* [The task]: Your task is to copy every line of the records below that contains "true".

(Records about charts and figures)
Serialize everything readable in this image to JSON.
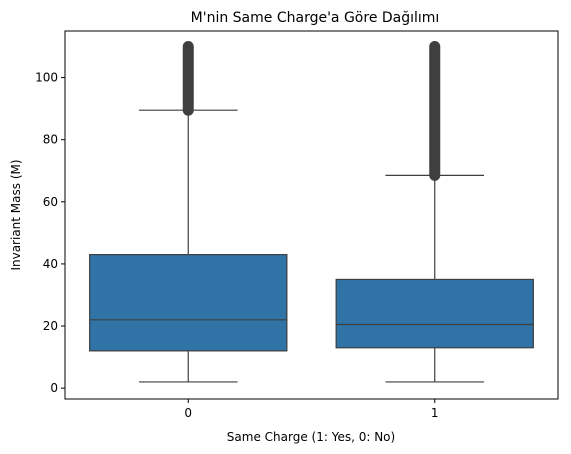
{
  "chart_data": {
    "type": "box",
    "title": "M'nin Same Charge'a Göre Dağılımı",
    "xlabel": "Same Charge (1: Yes, 0: No)",
    "ylabel": "Invariant Mass (M)",
    "categories": [
      "0",
      "1"
    ],
    "ylim": [
      -3.5,
      115
    ],
    "yticks": [
      0,
      20,
      40,
      60,
      80,
      100
    ],
    "grid": false,
    "box_color": "#2f73a7",
    "line_color": "#3f3f3f",
    "boxes": [
      {
        "category": "0",
        "whisker_low": 2,
        "q1": 12,
        "median": 22,
        "q3": 43,
        "whisker_high": 89.5,
        "outliers_range": [
          89.5,
          110
        ]
      },
      {
        "category": "1",
        "whisker_low": 2,
        "q1": 13,
        "median": 20.5,
        "q3": 35,
        "whisker_high": 68.5,
        "outliers_range": [
          68.5,
          110
        ]
      }
    ]
  }
}
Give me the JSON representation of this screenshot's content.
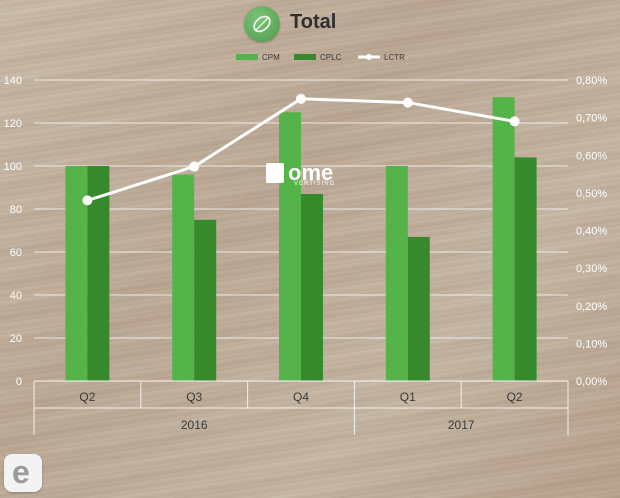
{
  "header": {
    "title": "Total",
    "icon": "leaf-icon"
  },
  "watermark": {
    "text": "ome",
    "sub": "VERTISING"
  },
  "corner_logo": {
    "letter": "e"
  },
  "colors": {
    "cpm": "#54b44a",
    "cplc": "#368a2c",
    "lctr": "#ffffff"
  },
  "chart_data": {
    "type": "bar",
    "title": "Total",
    "categories": [
      "Q2",
      "Q3",
      "Q4",
      "Q1",
      "Q2"
    ],
    "category_groups": [
      {
        "label": "2016",
        "span": 3
      },
      {
        "label": "2017",
        "span": 2
      }
    ],
    "series": [
      {
        "name": "CPM",
        "type": "bar",
        "axis": "left",
        "values": [
          100,
          96,
          125,
          100,
          132
        ]
      },
      {
        "name": "CPLC",
        "type": "bar",
        "axis": "left",
        "values": [
          100,
          75,
          87,
          67,
          104
        ]
      },
      {
        "name": "LCTR",
        "type": "line",
        "axis": "right",
        "values": [
          0.0048,
          0.0057,
          0.0075,
          0.0074,
          0.0069
        ]
      }
    ],
    "y_left": {
      "min": 0,
      "max": 140,
      "ticks": [
        "0",
        "20",
        "40",
        "60",
        "80",
        "100",
        "120",
        "140"
      ]
    },
    "y_right": {
      "min": 0,
      "max": 0.008,
      "ticks": [
        "0,00%",
        "0,10%",
        "0,20%",
        "0,30%",
        "0,40%",
        "0,50%",
        "0,60%",
        "0,70%",
        "0,80%"
      ]
    },
    "grid": true,
    "legend": "top-center"
  }
}
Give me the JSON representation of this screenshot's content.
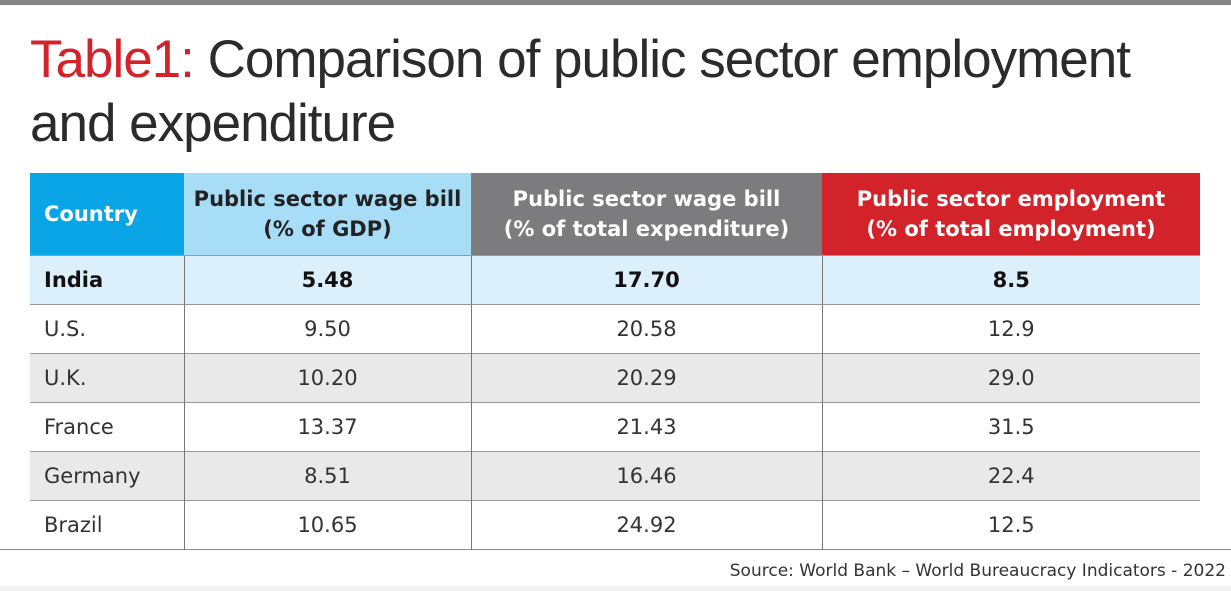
{
  "title": {
    "lead": "Table1:",
    "text": "Comparison of public sector employment and expenditure"
  },
  "colors": {
    "country_header": "#0aa5e6",
    "wage_gdp_header": "#a8ddf7",
    "wage_exp_header": "#7c7c7e",
    "employment_header": "#d2232a",
    "highlight_row": "#dcf0fb",
    "alt_row": "#e9e9ea"
  },
  "chart_data": {
    "type": "table",
    "columns": [
      "Country",
      "Public sector wage bill (% of GDP)",
      "Public sector wage bill (% of total expenditure)",
      "Public sector employment (% of total employment)"
    ],
    "rows": [
      [
        "India",
        "5.48",
        "17.70",
        "8.5"
      ],
      [
        "U.S.",
        "9.50",
        "20.58",
        "12.9"
      ],
      [
        "U.K.",
        "10.20",
        "20.29",
        "29.0"
      ],
      [
        "France",
        "13.37",
        "21.43",
        "31.5"
      ],
      [
        "Germany",
        "8.51",
        "16.46",
        "22.4"
      ],
      [
        "Brazil",
        "10.65",
        "24.92",
        "12.5"
      ]
    ]
  },
  "header_lines": [
    [
      "Country"
    ],
    [
      "Public sector wage bill",
      "(% of GDP)"
    ],
    [
      "Public sector wage bill",
      "(% of total expenditure)"
    ],
    [
      "Public sector employment",
      "(% of total employment)"
    ]
  ],
  "source": "Source: World Bank – World Bureaucracy Indicators - 2022"
}
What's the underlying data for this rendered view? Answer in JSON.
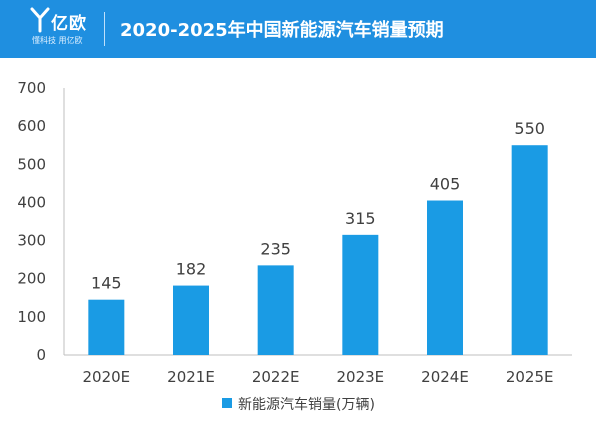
{
  "header": {
    "logo_name": "亿欧",
    "logo_slogan": "懂科技 用亿欧",
    "title": "2020-2025年中国新能源汽车销量预期"
  },
  "colors": {
    "header_bg": "#1f8fe0",
    "bar": "#1a9be4",
    "axis": "#bfbfbf",
    "text": "#404040"
  },
  "chart_data": {
    "type": "bar",
    "title": "2020-2025年中国新能源汽车销量预期",
    "categories": [
      "2020E",
      "2021E",
      "2022E",
      "2023E",
      "2024E",
      "2025E"
    ],
    "series": [
      {
        "name": "新能源汽车销量(万辆)",
        "values": [
          145,
          182,
          235,
          315,
          405,
          550
        ]
      }
    ],
    "ylim": [
      0,
      700
    ],
    "yticks": [
      0,
      100,
      200,
      300,
      400,
      500,
      600,
      700
    ],
    "xlabel": "",
    "ylabel": "",
    "grid": false,
    "legend_position": "bottom-center",
    "data_labels": true
  }
}
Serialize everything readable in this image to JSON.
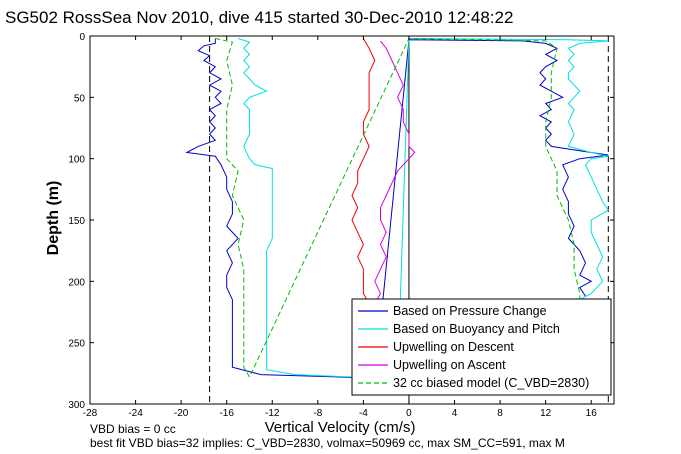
{
  "chart_data": {
    "type": "line",
    "title": "SG502 RossSea Nov 2010, dive 415 started 30-Dec-2010 12:48:22",
    "xlabel": "Vertical Velocity (cm/s)",
    "ylabel": "Depth (m)",
    "xlim": [
      -28,
      18
    ],
    "ylim": [
      300,
      0
    ],
    "y_reversed": true,
    "xticks": [
      "-28",
      "-24",
      "-20",
      "-16",
      "-12",
      "-8",
      "-4",
      "0",
      "4",
      "8",
      "12",
      "16"
    ],
    "yticks": [
      "0",
      "50",
      "100",
      "150",
      "200",
      "250",
      "300"
    ],
    "grid": false,
    "legend_position": "bottom-right",
    "reference_lines_x": [
      -17.5,
      0,
      17.5
    ],
    "notes": [
      "VBD bias = 0 cc",
      "best fit VBD bias=32 implies: C_VBD=2830, volmax=50969 cc, max SM_CC=591, max M"
    ],
    "series": [
      {
        "name": "Based on Pressure Change",
        "color": "#0000cc",
        "points": [
          [
            -17,
            2
          ],
          [
            -17,
            4
          ],
          [
            -17,
            6
          ],
          [
            -18,
            8
          ],
          [
            -18.5,
            12
          ],
          [
            -17.5,
            16
          ],
          [
            -18,
            20
          ],
          [
            -17,
            25
          ],
          [
            -17.5,
            30
          ],
          [
            -16.5,
            35
          ],
          [
            -17.5,
            40
          ],
          [
            -16.5,
            45
          ],
          [
            -17,
            50
          ],
          [
            -16.5,
            55
          ],
          [
            -17.5,
            60
          ],
          [
            -17,
            65
          ],
          [
            -17.5,
            70
          ],
          [
            -17,
            75
          ],
          [
            -17.5,
            80
          ],
          [
            -17,
            85
          ],
          [
            -18.5,
            90
          ],
          [
            -19.5,
            95
          ],
          [
            -17,
            98
          ],
          [
            -16.5,
            105
          ],
          [
            -16,
            115
          ],
          [
            -16,
            125
          ],
          [
            -15.5,
            135
          ],
          [
            -15.5,
            145
          ],
          [
            -16,
            155
          ],
          [
            -15,
            165
          ],
          [
            -16,
            175
          ],
          [
            -15.5,
            185
          ],
          [
            -16,
            195
          ],
          [
            -16,
            205
          ],
          [
            -15.5,
            215
          ],
          [
            -15.5,
            230
          ],
          [
            -15.5,
            245
          ],
          [
            -15.5,
            260
          ],
          [
            -15.5,
            270
          ],
          [
            -13,
            276
          ],
          [
            -6,
            278
          ],
          [
            -4,
            279
          ],
          [
            -3.5,
            280
          ],
          [
            -3,
            281
          ],
          [
            0,
            3
          ],
          [
            10,
            4
          ],
          [
            12,
            6
          ],
          [
            13,
            10
          ],
          [
            12,
            15
          ],
          [
            13,
            20
          ],
          [
            12,
            25
          ],
          [
            11.5,
            30
          ],
          [
            12,
            35
          ],
          [
            11.5,
            40
          ],
          [
            12.5,
            45
          ],
          [
            13.5,
            50
          ],
          [
            12,
            55
          ],
          [
            12.5,
            60
          ],
          [
            11.5,
            65
          ],
          [
            12.5,
            70
          ],
          [
            12,
            75
          ],
          [
            12.5,
            80
          ],
          [
            12,
            85
          ],
          [
            12.5,
            90
          ],
          [
            16,
            95
          ],
          [
            17.5,
            97
          ],
          [
            15,
            100
          ],
          [
            13.5,
            105
          ],
          [
            14,
            115
          ],
          [
            13.5,
            125
          ],
          [
            14,
            135
          ],
          [
            14,
            145
          ],
          [
            14.5,
            155
          ],
          [
            14,
            165
          ],
          [
            15,
            175
          ],
          [
            15.5,
            185
          ],
          [
            15,
            195
          ],
          [
            16,
            200
          ],
          [
            15,
            205
          ],
          [
            15.5,
            212
          ]
        ]
      },
      {
        "name": "Based on Buoyancy and Pitch",
        "color": "#00e0e0",
        "points": [
          [
            -15,
            2
          ],
          [
            -14,
            5
          ],
          [
            -14.5,
            10
          ],
          [
            -14,
            15
          ],
          [
            -14.5,
            20
          ],
          [
            -14,
            25
          ],
          [
            -14.5,
            30
          ],
          [
            -14,
            35
          ],
          [
            -13.5,
            40
          ],
          [
            -12.5,
            45
          ],
          [
            -14,
            50
          ],
          [
            -14.5,
            55
          ],
          [
            -14,
            60
          ],
          [
            -14,
            70
          ],
          [
            -14,
            80
          ],
          [
            -14.5,
            90
          ],
          [
            -14,
            100
          ],
          [
            -13.5,
            105
          ],
          [
            -12,
            108
          ],
          [
            -12,
            115
          ],
          [
            -12,
            125
          ],
          [
            -12,
            135
          ],
          [
            -12,
            145
          ],
          [
            -12,
            155
          ],
          [
            -12,
            165
          ],
          [
            -12.5,
            175
          ],
          [
            -12.5,
            185
          ],
          [
            -12.5,
            195
          ],
          [
            -12.5,
            205
          ],
          [
            -12.5,
            215
          ],
          [
            -12.5,
            225
          ],
          [
            -12.5,
            235
          ],
          [
            -12.5,
            245
          ],
          [
            -12.5,
            255
          ],
          [
            -12.5,
            265
          ],
          [
            -12.5,
            272
          ],
          [
            -10,
            276
          ],
          [
            -5,
            278
          ],
          [
            -3,
            279
          ],
          [
            -2,
            280
          ],
          [
            -1,
            281
          ],
          [
            0,
            2
          ],
          [
            14,
            3
          ],
          [
            17.5,
            4
          ],
          [
            15,
            6
          ],
          [
            14,
            10
          ],
          [
            14.5,
            15
          ],
          [
            14,
            20
          ],
          [
            14.5,
            25
          ],
          [
            14,
            30
          ],
          [
            14,
            35
          ],
          [
            14.5,
            40
          ],
          [
            15,
            45
          ],
          [
            14.5,
            50
          ],
          [
            14,
            55
          ],
          [
            14.5,
            60
          ],
          [
            14,
            70
          ],
          [
            14.5,
            80
          ],
          [
            14,
            90
          ],
          [
            16,
            95
          ],
          [
            17.5,
            98
          ],
          [
            16,
            100
          ],
          [
            15.5,
            105
          ],
          [
            16,
            115
          ],
          [
            16.5,
            125
          ],
          [
            17,
            135
          ],
          [
            17.5,
            142
          ],
          [
            16,
            150
          ],
          [
            16,
            160
          ],
          [
            16.5,
            170
          ],
          [
            17,
            180
          ],
          [
            16.5,
            190
          ],
          [
            17,
            200
          ],
          [
            16,
            210
          ],
          [
            15,
            215
          ]
        ]
      },
      {
        "name": "Upwelling on Descent",
        "color": "#ee0000",
        "points": [
          [
            -4,
            2
          ],
          [
            -3.5,
            10
          ],
          [
            -3,
            20
          ],
          [
            -3.5,
            30
          ],
          [
            -3.5,
            40
          ],
          [
            -3.5,
            50
          ],
          [
            -3.5,
            60
          ],
          [
            -4,
            70
          ],
          [
            -4,
            80
          ],
          [
            -3.5,
            90
          ],
          [
            -4,
            100
          ],
          [
            -4.5,
            110
          ],
          [
            -4.5,
            120
          ],
          [
            -5,
            130
          ],
          [
            -4.5,
            140
          ],
          [
            -5,
            150
          ],
          [
            -4.5,
            160
          ],
          [
            -4,
            170
          ],
          [
            -4.5,
            180
          ],
          [
            -4,
            190
          ],
          [
            -4,
            200
          ],
          [
            -4,
            210
          ],
          [
            -3.5,
            218
          ]
        ]
      },
      {
        "name": "Upwelling on Ascent",
        "color": "#dd00dd",
        "points": [
          [
            -2.5,
            4
          ],
          [
            -2,
            10
          ],
          [
            -1.5,
            20
          ],
          [
            -1,
            30
          ],
          [
            -0.5,
            40
          ],
          [
            -1,
            50
          ],
          [
            -0.5,
            60
          ],
          [
            -0.5,
            70
          ],
          [
            0,
            80
          ],
          [
            0,
            90
          ],
          [
            0.5,
            95
          ],
          [
            0,
            100
          ],
          [
            -1,
            110
          ],
          [
            -1.5,
            120
          ],
          [
            -2,
            130
          ],
          [
            -2.5,
            140
          ],
          [
            -2.5,
            150
          ],
          [
            -2,
            160
          ],
          [
            -2.5,
            170
          ],
          [
            -2,
            180
          ],
          [
            -2.5,
            190
          ],
          [
            -3,
            200
          ],
          [
            -2.5,
            210
          ],
          [
            -3,
            218
          ]
        ]
      },
      {
        "name": "32 cc biased model (C_VBD=2830)",
        "color": "#00bb00",
        "dashed": true,
        "points": [
          [
            -17,
            2
          ],
          [
            -15.5,
            5
          ],
          [
            -16,
            20
          ],
          [
            -15.5,
            40
          ],
          [
            -16,
            60
          ],
          [
            -16,
            80
          ],
          [
            -16,
            100
          ],
          [
            -15,
            110
          ],
          [
            -15.5,
            130
          ],
          [
            -14.5,
            150
          ],
          [
            -15,
            170
          ],
          [
            -14.5,
            190
          ],
          [
            -14.5,
            210
          ],
          [
            -14.5,
            230
          ],
          [
            -14.5,
            250
          ],
          [
            -14.5,
            270
          ],
          [
            -14,
            278
          ],
          [
            0,
            2
          ],
          [
            12,
            4
          ],
          [
            13,
            10
          ],
          [
            12.5,
            30
          ],
          [
            12.5,
            50
          ],
          [
            12,
            70
          ],
          [
            12,
            90
          ],
          [
            12.5,
            100
          ],
          [
            13,
            110
          ],
          [
            13,
            130
          ],
          [
            14,
            150
          ],
          [
            14.5,
            170
          ],
          [
            14.5,
            190
          ],
          [
            15,
            210
          ],
          [
            15,
            215
          ]
        ]
      }
    ]
  }
}
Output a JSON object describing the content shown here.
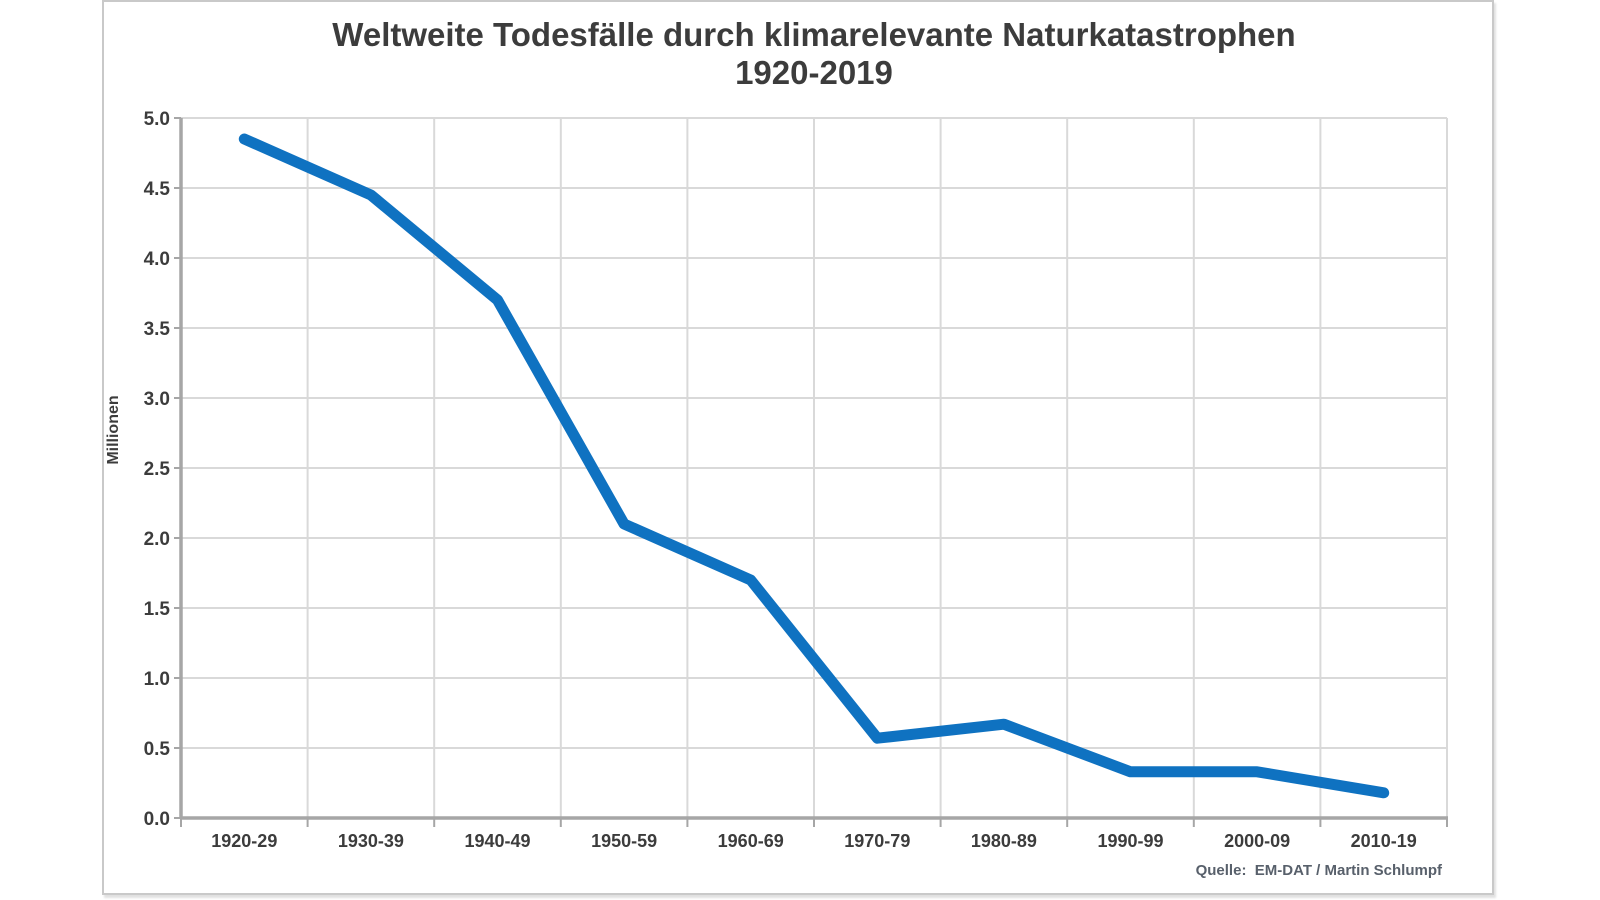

* [Exercise response]:
    "grid": true,
    "data_labels": true
    "y_reversed": true,
        "dashed": true,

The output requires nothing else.